Entries for labeled regions:

--------------------

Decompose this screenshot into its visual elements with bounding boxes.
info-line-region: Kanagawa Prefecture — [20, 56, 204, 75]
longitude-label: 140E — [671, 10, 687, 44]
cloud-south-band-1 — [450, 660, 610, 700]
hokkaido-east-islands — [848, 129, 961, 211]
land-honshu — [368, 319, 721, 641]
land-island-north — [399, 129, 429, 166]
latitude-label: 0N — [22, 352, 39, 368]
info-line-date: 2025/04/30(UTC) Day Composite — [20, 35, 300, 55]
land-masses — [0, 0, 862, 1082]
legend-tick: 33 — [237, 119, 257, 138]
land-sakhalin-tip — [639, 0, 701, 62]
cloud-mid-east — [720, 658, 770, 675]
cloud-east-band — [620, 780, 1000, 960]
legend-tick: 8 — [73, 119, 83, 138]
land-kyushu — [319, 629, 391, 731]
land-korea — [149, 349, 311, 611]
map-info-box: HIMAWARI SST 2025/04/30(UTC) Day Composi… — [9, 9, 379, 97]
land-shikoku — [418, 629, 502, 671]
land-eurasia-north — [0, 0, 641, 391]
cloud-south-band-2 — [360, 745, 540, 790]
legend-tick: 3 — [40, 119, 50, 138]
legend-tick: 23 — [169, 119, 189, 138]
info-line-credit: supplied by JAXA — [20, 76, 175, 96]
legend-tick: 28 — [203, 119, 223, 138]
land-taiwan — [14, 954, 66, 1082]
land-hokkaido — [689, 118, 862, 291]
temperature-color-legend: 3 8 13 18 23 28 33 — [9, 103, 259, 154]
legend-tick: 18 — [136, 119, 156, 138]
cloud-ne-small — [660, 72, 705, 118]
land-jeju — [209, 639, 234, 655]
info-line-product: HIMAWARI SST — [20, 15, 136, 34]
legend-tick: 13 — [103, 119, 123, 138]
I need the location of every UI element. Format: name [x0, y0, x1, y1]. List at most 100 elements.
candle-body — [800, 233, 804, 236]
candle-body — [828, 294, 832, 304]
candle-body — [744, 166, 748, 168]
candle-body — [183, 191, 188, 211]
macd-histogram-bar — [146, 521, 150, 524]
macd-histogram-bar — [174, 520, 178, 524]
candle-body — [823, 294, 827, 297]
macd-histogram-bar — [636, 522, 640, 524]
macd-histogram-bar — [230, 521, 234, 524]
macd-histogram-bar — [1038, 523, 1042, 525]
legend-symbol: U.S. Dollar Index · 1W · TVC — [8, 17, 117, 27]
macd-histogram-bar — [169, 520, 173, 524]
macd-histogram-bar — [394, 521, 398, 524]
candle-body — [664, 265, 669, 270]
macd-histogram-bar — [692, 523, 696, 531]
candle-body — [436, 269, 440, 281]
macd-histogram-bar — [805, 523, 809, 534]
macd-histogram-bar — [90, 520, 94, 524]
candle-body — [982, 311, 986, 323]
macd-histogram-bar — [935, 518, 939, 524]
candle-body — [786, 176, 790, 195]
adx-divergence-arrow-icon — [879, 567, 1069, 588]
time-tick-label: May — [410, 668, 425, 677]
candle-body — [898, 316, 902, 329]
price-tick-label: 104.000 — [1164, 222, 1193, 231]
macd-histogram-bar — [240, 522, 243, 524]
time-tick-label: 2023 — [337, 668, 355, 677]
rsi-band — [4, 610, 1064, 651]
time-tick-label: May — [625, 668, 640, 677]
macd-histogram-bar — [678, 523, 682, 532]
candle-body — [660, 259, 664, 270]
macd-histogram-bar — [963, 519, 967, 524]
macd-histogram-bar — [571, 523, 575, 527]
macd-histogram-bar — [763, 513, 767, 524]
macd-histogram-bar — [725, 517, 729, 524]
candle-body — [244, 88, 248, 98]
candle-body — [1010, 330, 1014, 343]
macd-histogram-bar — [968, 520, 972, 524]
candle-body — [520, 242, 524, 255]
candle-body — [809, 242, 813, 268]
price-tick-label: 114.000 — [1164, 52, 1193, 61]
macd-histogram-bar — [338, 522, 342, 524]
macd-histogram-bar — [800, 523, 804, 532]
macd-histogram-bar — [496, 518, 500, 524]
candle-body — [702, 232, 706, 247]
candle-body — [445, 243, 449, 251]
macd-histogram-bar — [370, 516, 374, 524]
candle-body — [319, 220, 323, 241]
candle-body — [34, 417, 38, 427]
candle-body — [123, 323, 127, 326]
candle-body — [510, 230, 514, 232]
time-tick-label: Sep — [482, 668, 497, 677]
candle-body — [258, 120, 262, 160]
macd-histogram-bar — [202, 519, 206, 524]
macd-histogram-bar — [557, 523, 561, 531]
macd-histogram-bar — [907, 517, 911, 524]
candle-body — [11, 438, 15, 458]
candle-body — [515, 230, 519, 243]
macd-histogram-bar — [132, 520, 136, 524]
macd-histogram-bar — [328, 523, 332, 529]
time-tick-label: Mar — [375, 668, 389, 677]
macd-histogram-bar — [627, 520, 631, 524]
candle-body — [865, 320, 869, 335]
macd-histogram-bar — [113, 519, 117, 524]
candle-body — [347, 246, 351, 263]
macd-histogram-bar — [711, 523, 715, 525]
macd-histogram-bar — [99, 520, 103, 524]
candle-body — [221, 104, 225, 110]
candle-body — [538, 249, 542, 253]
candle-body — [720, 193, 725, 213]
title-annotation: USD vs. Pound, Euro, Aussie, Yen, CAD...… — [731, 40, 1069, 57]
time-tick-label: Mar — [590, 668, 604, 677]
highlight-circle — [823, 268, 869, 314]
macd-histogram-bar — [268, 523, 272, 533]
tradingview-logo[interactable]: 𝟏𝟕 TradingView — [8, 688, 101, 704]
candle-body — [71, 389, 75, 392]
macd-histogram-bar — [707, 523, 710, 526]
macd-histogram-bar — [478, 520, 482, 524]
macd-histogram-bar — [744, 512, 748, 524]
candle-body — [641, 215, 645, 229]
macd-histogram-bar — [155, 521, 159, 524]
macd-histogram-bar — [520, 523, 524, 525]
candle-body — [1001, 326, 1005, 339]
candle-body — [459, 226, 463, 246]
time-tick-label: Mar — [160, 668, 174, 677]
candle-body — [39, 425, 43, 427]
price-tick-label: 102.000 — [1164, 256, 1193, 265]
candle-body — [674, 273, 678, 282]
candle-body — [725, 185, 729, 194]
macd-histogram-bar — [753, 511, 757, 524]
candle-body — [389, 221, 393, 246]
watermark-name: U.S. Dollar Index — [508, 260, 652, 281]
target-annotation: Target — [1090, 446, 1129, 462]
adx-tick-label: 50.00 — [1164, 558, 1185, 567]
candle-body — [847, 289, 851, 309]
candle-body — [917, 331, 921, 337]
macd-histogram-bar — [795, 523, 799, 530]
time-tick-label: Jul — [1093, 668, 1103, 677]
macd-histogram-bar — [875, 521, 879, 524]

--------------------

Short problem: Write out all of the lines again, putting "momentum-bar" in place of every "macd-histogram-bar" and leaving everything else unchanged.

Full response:
Decompose this screenshot into its visual elements with bounding boxes.
info-line-region: Kanagawa Prefecture — [20, 56, 204, 75]
longitude-label: 140E — [671, 10, 687, 44]
cloud-south-band-1 — [450, 660, 610, 700]
hokkaido-east-islands — [848, 129, 961, 211]
land-honshu — [368, 319, 721, 641]
land-island-north — [399, 129, 429, 166]
latitude-label: 0N — [22, 352, 39, 368]
info-line-date: 2025/04/30(UTC) Day Composite — [20, 35, 300, 55]
land-masses — [0, 0, 862, 1082]
legend-tick: 33 — [237, 119, 257, 138]
land-sakhalin-tip — [639, 0, 701, 62]
cloud-mid-east — [720, 658, 770, 675]
cloud-east-band — [620, 780, 1000, 960]
legend-tick: 8 — [73, 119, 83, 138]
land-kyushu — [319, 629, 391, 731]
land-korea — [149, 349, 311, 611]
map-info-box: HIMAWARI SST 2025/04/30(UTC) Day Composi… — [9, 9, 379, 97]
land-shikoku — [418, 629, 502, 671]
land-eurasia-north — [0, 0, 641, 391]
cloud-south-band-2 — [360, 745, 540, 790]
legend-tick: 3 — [40, 119, 50, 138]
legend-tick: 23 — [169, 119, 189, 138]
info-line-credit: supplied by JAXA — [20, 76, 175, 96]
legend-tick: 28 — [203, 119, 223, 138]
land-taiwan — [14, 954, 66, 1082]
land-hokkaido — [689, 118, 862, 291]
temperature-color-legend: 3 8 13 18 23 28 33 — [9, 103, 259, 154]
legend-tick: 18 — [136, 119, 156, 138]
cloud-ne-small — [660, 72, 705, 118]
land-jeju — [209, 639, 234, 655]
info-line-product: HIMAWARI SST — [20, 15, 136, 34]
legend-tick: 13 — [103, 119, 123, 138]
I need the location of every UI element. Format: name [x0, y0, x1, y1]. List at most 100 elements.
candle-body — [800, 233, 804, 236]
candle-body — [828, 294, 832, 304]
candle-body — [744, 166, 748, 168]
candle-body — [183, 191, 188, 211]
momentum-bar — [146, 521, 150, 524]
momentum-bar — [174, 520, 178, 524]
candle-body — [823, 294, 827, 297]
momentum-bar — [636, 522, 640, 524]
momentum-bar — [230, 521, 234, 524]
momentum-bar — [1038, 523, 1042, 525]
legend-symbol: U.S. Dollar Index · 1W · TVC — [8, 17, 117, 27]
momentum-bar — [169, 520, 173, 524]
momentum-bar — [394, 521, 398, 524]
candle-body — [664, 265, 669, 270]
momentum-bar — [692, 523, 696, 531]
candle-body — [436, 269, 440, 281]
momentum-bar — [805, 523, 809, 534]
momentum-bar — [90, 520, 94, 524]
candle-body — [982, 311, 986, 323]
momentum-bar — [935, 518, 939, 524]
candle-body — [786, 176, 790, 195]
adx-divergence-arrow-icon — [879, 567, 1069, 588]
time-tick-label: May — [410, 668, 425, 677]
candle-body — [898, 316, 902, 329]
price-tick-label: 104.000 — [1164, 222, 1193, 231]
momentum-bar — [240, 522, 243, 524]
time-tick-label: 2023 — [337, 668, 355, 677]
rsi-band — [4, 610, 1064, 651]
time-tick-label: May — [625, 668, 640, 677]
momentum-bar — [678, 523, 682, 532]
candle-body — [660, 259, 664, 270]
momentum-bar — [963, 519, 967, 524]
momentum-bar — [571, 523, 575, 527]
momentum-bar — [763, 513, 767, 524]
momentum-bar — [725, 517, 729, 524]
candle-body — [244, 88, 248, 98]
candle-body — [1010, 330, 1014, 343]
momentum-bar — [968, 520, 972, 524]
candle-body — [520, 242, 524, 255]
candle-body — [809, 242, 813, 268]
price-tick-label: 114.000 — [1164, 52, 1193, 61]
momentum-bar — [338, 522, 342, 524]
momentum-bar — [800, 523, 804, 532]
momentum-bar — [496, 518, 500, 524]
candle-body — [702, 232, 706, 247]
candle-body — [445, 243, 449, 251]
momentum-bar — [370, 516, 374, 524]
candle-body — [319, 220, 323, 241]
candle-body — [34, 417, 38, 427]
candle-body — [123, 323, 127, 326]
candle-body — [510, 230, 514, 232]
time-tick-label: Sep — [482, 668, 497, 677]
candle-body — [258, 120, 262, 160]
momentum-bar — [202, 519, 206, 524]
momentum-bar — [557, 523, 561, 531]
momentum-bar — [907, 517, 911, 524]
candle-body — [11, 438, 15, 458]
candle-body — [515, 230, 519, 243]
momentum-bar — [132, 520, 136, 524]
momentum-bar — [328, 523, 332, 529]
time-tick-label: Mar — [375, 668, 389, 677]
momentum-bar — [627, 520, 631, 524]
candle-body — [865, 320, 869, 335]
momentum-bar — [113, 519, 117, 524]
candle-body — [347, 246, 351, 263]
momentum-bar — [711, 523, 715, 525]
momentum-bar — [99, 520, 103, 524]
candle-body — [221, 104, 225, 110]
candle-body — [538, 249, 542, 253]
candle-body — [720, 193, 725, 213]
title-annotation: USD vs. Pound, Euro, Aussie, Yen, CAD...… — [731, 40, 1069, 57]
time-tick-label: Mar — [590, 668, 604, 677]
highlight-circle — [823, 268, 869, 314]
momentum-bar — [268, 523, 272, 533]
tradingview-logo[interactable]: 𝟏𝟕 TradingView — [8, 688, 101, 704]
candle-body — [71, 389, 75, 392]
momentum-bar — [707, 523, 710, 526]
momentum-bar — [478, 520, 482, 524]
momentum-bar — [744, 512, 748, 524]
candle-body — [641, 215, 645, 229]
momentum-bar — [155, 521, 159, 524]
momentum-bar — [520, 523, 524, 525]
candle-body — [1001, 326, 1005, 339]
candle-body — [459, 226, 463, 246]
time-tick-label: Mar — [160, 668, 174, 677]
candle-body — [39, 425, 43, 427]
price-tick-label: 102.000 — [1164, 256, 1193, 265]
candle-body — [674, 273, 678, 282]
candle-body — [725, 185, 729, 194]
momentum-bar — [753, 511, 757, 524]
candle-body — [389, 221, 393, 246]
watermark-name: U.S. Dollar Index — [508, 260, 652, 281]
target-annotation: Target — [1090, 446, 1129, 462]
adx-tick-label: 50.00 — [1164, 558, 1185, 567]
candle-body — [847, 289, 851, 309]
candle-body — [917, 331, 921, 337]
momentum-bar — [795, 523, 799, 530]
time-tick-label: Jul — [1093, 668, 1103, 677]
momentum-bar — [875, 521, 879, 524]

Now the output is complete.